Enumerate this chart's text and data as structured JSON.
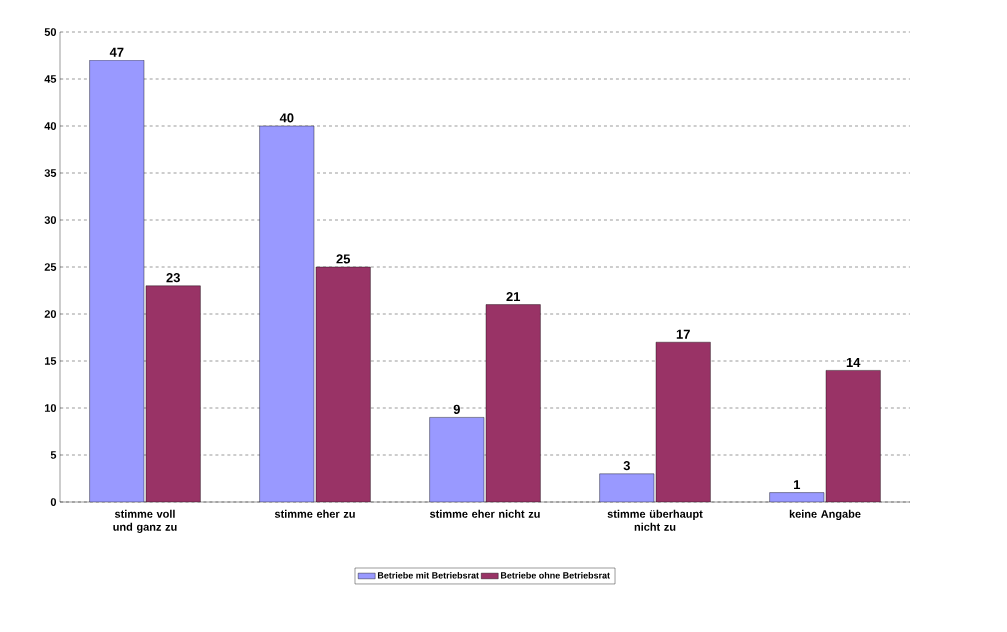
{
  "chart_data": {
    "type": "bar",
    "categories": [
      "stimme voll und ganz zu",
      "stimme eher zu",
      "stimme eher nicht zu",
      "stimme überhaupt nicht zu",
      "keine Angabe"
    ],
    "series": [
      {
        "name": "Betriebe mit Betriebsrat",
        "color": "#9999ff",
        "values": [
          47,
          40,
          9,
          3,
          1
        ]
      },
      {
        "name": "Betriebe ohne Betriebsrat",
        "color": "#993366",
        "values": [
          23,
          25,
          21,
          17,
          14
        ]
      }
    ],
    "ylim": [
      0,
      50
    ],
    "yticks": [
      0,
      5,
      10,
      15,
      20,
      25,
      30,
      35,
      40,
      45,
      50
    ],
    "grid": "y",
    "legend": "bottom",
    "data_labels": true
  }
}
◆ ◆ ◆ ◆ ◆
▶ [EXERCISE TASK]
Every line above should be repeated exactly; pictures stay out of the copy.

▶ [SOLUTION TO THIS PROBLEM]
Enumerate this chart's text and data as structured JSON.
{
  "chart_data": {
    "type": "bar",
    "categories": [
      "stimme voll und ganz zu",
      "stimme eher zu",
      "stimme eher nicht zu",
      "stimme überhaupt nicht zu",
      "keine Angabe"
    ],
    "series": [
      {
        "name": "Betriebe mit Betriebsrat",
        "color": "#9999ff",
        "values": [
          47,
          40,
          9,
          3,
          1
        ]
      },
      {
        "name": "Betriebe ohne Betriebsrat",
        "color": "#993366",
        "values": [
          23,
          25,
          21,
          17,
          14
        ]
      }
    ],
    "ylim": [
      0,
      50
    ],
    "yticks": [
      0,
      5,
      10,
      15,
      20,
      25,
      30,
      35,
      40,
      45,
      50
    ],
    "grid": "y",
    "legend": "bottom",
    "data_labels": true
  }
}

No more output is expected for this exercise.